___ GIVEN ENTRIES ___
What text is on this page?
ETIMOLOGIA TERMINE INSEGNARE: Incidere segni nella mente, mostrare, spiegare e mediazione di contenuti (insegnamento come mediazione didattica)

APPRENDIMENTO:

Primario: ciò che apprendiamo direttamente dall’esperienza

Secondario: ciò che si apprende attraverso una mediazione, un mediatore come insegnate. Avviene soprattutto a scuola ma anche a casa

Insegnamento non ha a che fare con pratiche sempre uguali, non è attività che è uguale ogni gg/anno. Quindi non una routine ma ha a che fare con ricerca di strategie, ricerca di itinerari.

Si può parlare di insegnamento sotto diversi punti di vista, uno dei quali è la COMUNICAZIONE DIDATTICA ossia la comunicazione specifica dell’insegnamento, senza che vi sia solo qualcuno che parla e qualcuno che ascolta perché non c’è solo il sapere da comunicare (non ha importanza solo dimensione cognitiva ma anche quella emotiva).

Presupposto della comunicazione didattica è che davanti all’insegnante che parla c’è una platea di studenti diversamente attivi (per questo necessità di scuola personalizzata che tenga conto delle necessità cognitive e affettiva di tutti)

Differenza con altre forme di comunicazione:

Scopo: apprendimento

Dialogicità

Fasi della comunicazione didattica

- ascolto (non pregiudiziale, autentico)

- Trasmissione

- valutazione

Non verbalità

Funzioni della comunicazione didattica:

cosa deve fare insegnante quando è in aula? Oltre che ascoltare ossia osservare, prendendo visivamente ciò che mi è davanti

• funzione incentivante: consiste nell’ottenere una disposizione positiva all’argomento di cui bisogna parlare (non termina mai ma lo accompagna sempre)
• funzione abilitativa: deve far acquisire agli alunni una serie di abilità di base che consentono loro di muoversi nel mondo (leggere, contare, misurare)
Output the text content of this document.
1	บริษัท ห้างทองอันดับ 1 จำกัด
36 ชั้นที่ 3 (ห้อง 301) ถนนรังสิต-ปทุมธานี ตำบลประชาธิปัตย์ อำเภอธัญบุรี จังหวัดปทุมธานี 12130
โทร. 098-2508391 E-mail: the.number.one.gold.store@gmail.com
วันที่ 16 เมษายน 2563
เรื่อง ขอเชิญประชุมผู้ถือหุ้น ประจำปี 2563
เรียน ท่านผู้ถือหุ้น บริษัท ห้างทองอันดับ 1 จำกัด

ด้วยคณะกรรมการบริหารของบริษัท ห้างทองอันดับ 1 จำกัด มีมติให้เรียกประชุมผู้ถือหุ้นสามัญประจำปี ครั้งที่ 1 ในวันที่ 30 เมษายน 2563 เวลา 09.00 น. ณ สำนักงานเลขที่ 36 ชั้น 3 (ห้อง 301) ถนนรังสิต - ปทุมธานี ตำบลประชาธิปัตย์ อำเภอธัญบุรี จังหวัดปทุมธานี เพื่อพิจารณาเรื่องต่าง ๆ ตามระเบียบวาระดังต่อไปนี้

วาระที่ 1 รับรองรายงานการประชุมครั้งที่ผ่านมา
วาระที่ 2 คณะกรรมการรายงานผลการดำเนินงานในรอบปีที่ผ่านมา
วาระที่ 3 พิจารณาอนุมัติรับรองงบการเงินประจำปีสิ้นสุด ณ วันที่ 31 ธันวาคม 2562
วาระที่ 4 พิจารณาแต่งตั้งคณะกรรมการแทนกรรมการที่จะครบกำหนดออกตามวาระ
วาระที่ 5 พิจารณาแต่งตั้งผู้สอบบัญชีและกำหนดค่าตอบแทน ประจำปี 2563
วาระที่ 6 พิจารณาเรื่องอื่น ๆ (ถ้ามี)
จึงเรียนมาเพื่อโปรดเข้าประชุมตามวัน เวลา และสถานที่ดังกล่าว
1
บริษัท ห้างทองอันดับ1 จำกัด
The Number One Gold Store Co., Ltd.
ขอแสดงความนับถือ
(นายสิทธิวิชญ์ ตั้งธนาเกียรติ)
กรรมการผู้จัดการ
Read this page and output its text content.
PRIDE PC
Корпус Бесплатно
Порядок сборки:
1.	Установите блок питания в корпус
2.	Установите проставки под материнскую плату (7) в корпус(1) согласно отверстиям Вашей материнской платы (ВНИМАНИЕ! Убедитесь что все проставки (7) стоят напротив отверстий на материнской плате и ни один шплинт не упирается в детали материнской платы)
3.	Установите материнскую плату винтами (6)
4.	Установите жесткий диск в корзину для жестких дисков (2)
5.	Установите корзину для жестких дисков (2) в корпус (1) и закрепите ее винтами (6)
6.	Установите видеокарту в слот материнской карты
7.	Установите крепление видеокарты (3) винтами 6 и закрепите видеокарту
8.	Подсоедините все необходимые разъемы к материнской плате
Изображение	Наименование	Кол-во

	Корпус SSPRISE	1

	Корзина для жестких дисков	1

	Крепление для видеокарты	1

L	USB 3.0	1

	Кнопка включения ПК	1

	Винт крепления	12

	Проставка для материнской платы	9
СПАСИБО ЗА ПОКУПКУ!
___
REQUEST: Each line from the one containing "Read this page and output its text content." through the end of the entries, both included, is to be returned exactly, with no other lines.

COMPLETE RESPONSE:
Read this page and output its text content.
PRIDE PC
Корпус Бесплатно
Порядок сборки:
1.	Установите блок питания в корпус
2.	Установите проставки под материнскую плату (7) в корпус(1) согласно отверстиям Вашей материнской платы (ВНИМАНИЕ! Убедитесь что все проставки (7) стоят напротив отверстий на материнской плате и ни один шплинт не упирается в детали материнской платы)
3.	Установите материнскую плату винтами (6)
4.	Установите жесткий диск в корзину для жестких дисков (2)
5.	Установите корзину для жестких дисков (2) в корпус (1) и закрепите ее винтами (6)
6.	Установите видеокарту в слот материнской карты
7.	Установите крепление видеокарты (3) винтами 6 и закрепите видеокарту
8.	Подсоедините все необходимые разъемы к материнской плате
Изображение	Наименование	Кол-во

	Корпус SSPRISE	1

	Корзина для жестких дисков	1

	Крепление для видеокарты	1

L	USB 3.0	1

	Кнопка включения ПК	1

	Винт крепления	12

	Проставка для материнской платы	9
СПАСИБО ЗА ПОКУПКУ!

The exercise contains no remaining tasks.